--- start SUPPLIED RECORDS ---

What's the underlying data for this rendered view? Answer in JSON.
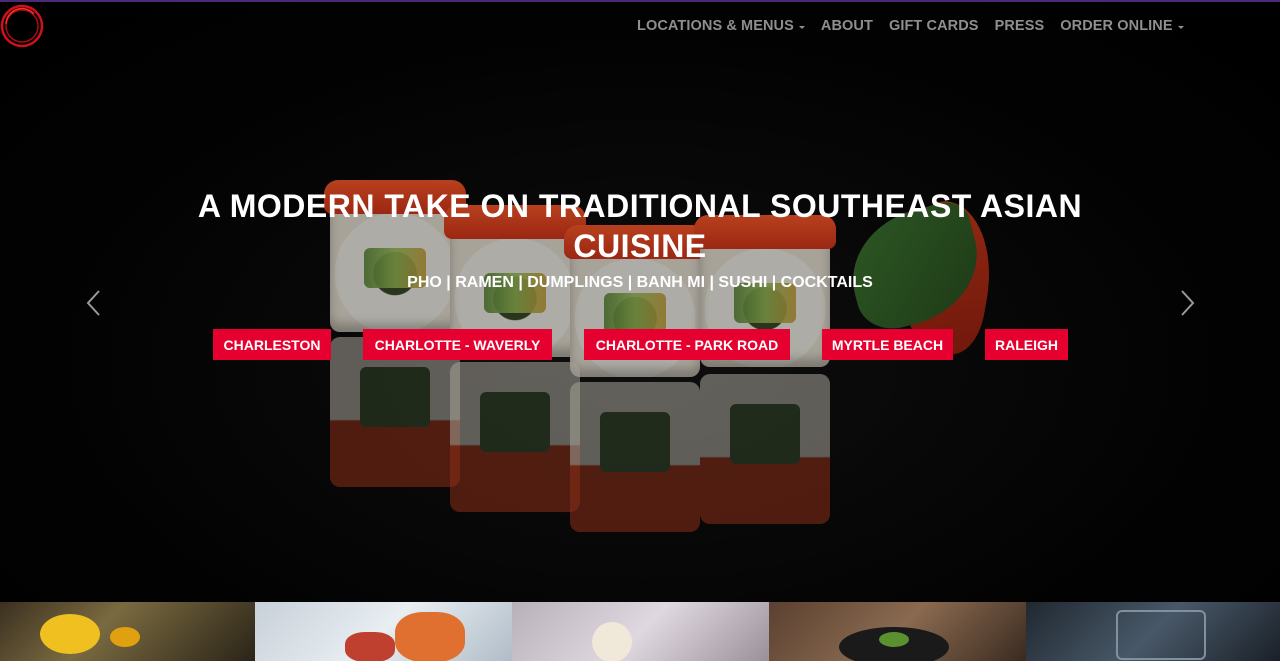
{
  "nav": {
    "items": [
      {
        "label": "LOCATIONS & MENUS",
        "dropdown": true
      },
      {
        "label": "ABOUT",
        "dropdown": false
      },
      {
        "label": "GIFT CARDS",
        "dropdown": false
      },
      {
        "label": "PRESS",
        "dropdown": false
      },
      {
        "label": "ORDER ONLINE",
        "dropdown": true
      }
    ]
  },
  "hero": {
    "headline": "A MODERN TAKE ON TRADITIONAL SOUTHEAST ASIAN CUISINE",
    "subhead": "PHO | RAMEN | DUMPLINGS | BANH MI | SUSHI | COCKTAILS",
    "locations": [
      "CHARLESTON",
      "CHARLOTTE - WAVERLY",
      "CHARLOTTE - PARK ROAD",
      "MYRTLE BEACH",
      "RALEIGH"
    ],
    "prev_icon": "chevron-left-icon",
    "next_icon": "chevron-right-icon"
  },
  "colors": {
    "accent": "#e5002f",
    "nav_text": "#8f8f8f",
    "logo_ring": "#d0101a",
    "top_line": "#4a2a78"
  }
}
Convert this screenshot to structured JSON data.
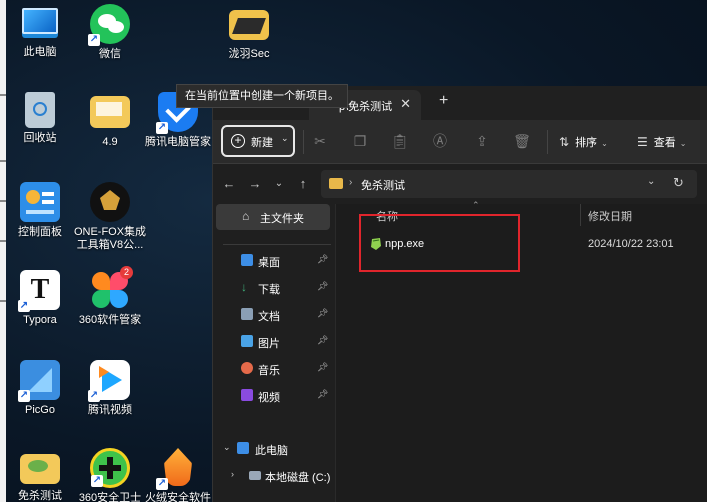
{
  "desktop": {
    "icons": [
      {
        "name": "this-pc",
        "label": "此电脑"
      },
      {
        "name": "wechat",
        "label": "微信"
      },
      {
        "name": "longyu-sec",
        "label": "泷羽Sec"
      },
      {
        "name": "recycle-bin",
        "label": "回收站"
      },
      {
        "name": "folder-4-9",
        "label": "4.9"
      },
      {
        "name": "tencent-pc-manager",
        "label": "腾讯电脑管家"
      },
      {
        "name": "control-panel",
        "label": "控制面板"
      },
      {
        "name": "one-fox",
        "label": "ONE-FOX集成工具箱V8公..."
      },
      {
        "name": "typora",
        "label": "Typora"
      },
      {
        "name": "360-software",
        "label": "360软件管家",
        "badge": "2"
      },
      {
        "name": "picgo",
        "label": "PicGo"
      },
      {
        "name": "tencent-video",
        "label": "腾讯视频"
      },
      {
        "name": "mianshaceshi",
        "label": "免杀测试"
      },
      {
        "name": "360-guard",
        "label": "360安全卫士"
      },
      {
        "name": "huorong",
        "label": "火绒安全软件"
      }
    ]
  },
  "explorer": {
    "tab_title": "p\\免杀测试",
    "tooltip": "在当前位置中创建一个新项目。",
    "toolbar": {
      "new_label": "新建",
      "sort_label": "排序",
      "view_label": "查看"
    },
    "address": {
      "path": "免杀测试"
    },
    "sidebar": {
      "home_label": "主文件夹",
      "items": [
        {
          "label": "桌面"
        },
        {
          "label": "下载"
        },
        {
          "label": "文档"
        },
        {
          "label": "图片"
        },
        {
          "label": "音乐"
        },
        {
          "label": "视频"
        },
        {
          "label": "此电脑"
        },
        {
          "label": "本地磁盘 (C:)"
        }
      ]
    },
    "columns": {
      "name": "名称",
      "date": "修改日期"
    },
    "files": [
      {
        "name": "npp.exe",
        "date": "2024/10/22 23:01"
      }
    ]
  }
}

--- end SUPPLIED RECORDS ---

DO THIS:
Reproduce the full material exactly, excluding the pictures.

PROBLEM SOLUTION:
What's the underlying data for this rendered view? Answer in JSON.
{
  "nav": {
    "items": [
      {
        "label": "LOCATIONS & MENUS",
        "dropdown": true
      },
      {
        "label": "ABOUT",
        "dropdown": false
      },
      {
        "label": "GIFT CARDS",
        "dropdown": false
      },
      {
        "label": "PRESS",
        "dropdown": false
      },
      {
        "label": "ORDER ONLINE",
        "dropdown": true
      }
    ]
  },
  "hero": {
    "headline": "A MODERN TAKE ON TRADITIONAL SOUTHEAST ASIAN CUISINE",
    "subhead": "PHO | RAMEN | DUMPLINGS | BANH MI | SUSHI | COCKTAILS",
    "locations": [
      "CHARLESTON",
      "CHARLOTTE - WAVERLY",
      "CHARLOTTE - PARK ROAD",
      "MYRTLE BEACH",
      "RALEIGH"
    ],
    "prev_icon": "chevron-left-icon",
    "next_icon": "chevron-right-icon"
  },
  "colors": {
    "accent": "#e5002f",
    "nav_text": "#8f8f8f",
    "logo_ring": "#d0101a",
    "top_line": "#4a2a78"
  }
}
Convert this screenshot to structured JSON data.
{
  "desktop": {
    "icons": [
      {
        "name": "this-pc",
        "label": "此电脑"
      },
      {
        "name": "wechat",
        "label": "微信"
      },
      {
        "name": "longyu-sec",
        "label": "泷羽Sec"
      },
      {
        "name": "recycle-bin",
        "label": "回收站"
      },
      {
        "name": "folder-4-9",
        "label": "4.9"
      },
      {
        "name": "tencent-pc-manager",
        "label": "腾讯电脑管家"
      },
      {
        "name": "control-panel",
        "label": "控制面板"
      },
      {
        "name": "one-fox",
        "label": "ONE-FOX集成工具箱V8公..."
      },
      {
        "name": "typora",
        "label": "Typora"
      },
      {
        "name": "360-software",
        "label": "360软件管家",
        "badge": "2"
      },
      {
        "name": "picgo",
        "label": "PicGo"
      },
      {
        "name": "tencent-video",
        "label": "腾讯视频"
      },
      {
        "name": "mianshaceshi",
        "label": "免杀测试"
      },
      {
        "name": "360-guard",
        "label": "360安全卫士"
      },
      {
        "name": "huorong",
        "label": "火绒安全软件"
      }
    ]
  },
  "explorer": {
    "tab_title": "p\\免杀测试",
    "tooltip": "在当前位置中创建一个新项目。",
    "toolbar": {
      "new_label": "新建",
      "sort_label": "排序",
      "view_label": "查看"
    },
    "address": {
      "path": "免杀测试"
    },
    "sidebar": {
      "home_label": "主文件夹",
      "items": [
        {
          "label": "桌面"
        },
        {
          "label": "下载"
        },
        {
          "label": "文档"
        },
        {
          "label": "图片"
        },
        {
          "label": "音乐"
        },
        {
          "label": "视频"
        },
        {
          "label": "此电脑"
        },
        {
          "label": "本地磁盘 (C:)"
        }
      ]
    },
    "columns": {
      "name": "名称",
      "date": "修改日期"
    },
    "files": [
      {
        "name": "npp.exe",
        "date": "2024/10/22 23:01"
      }
    ]
  }
}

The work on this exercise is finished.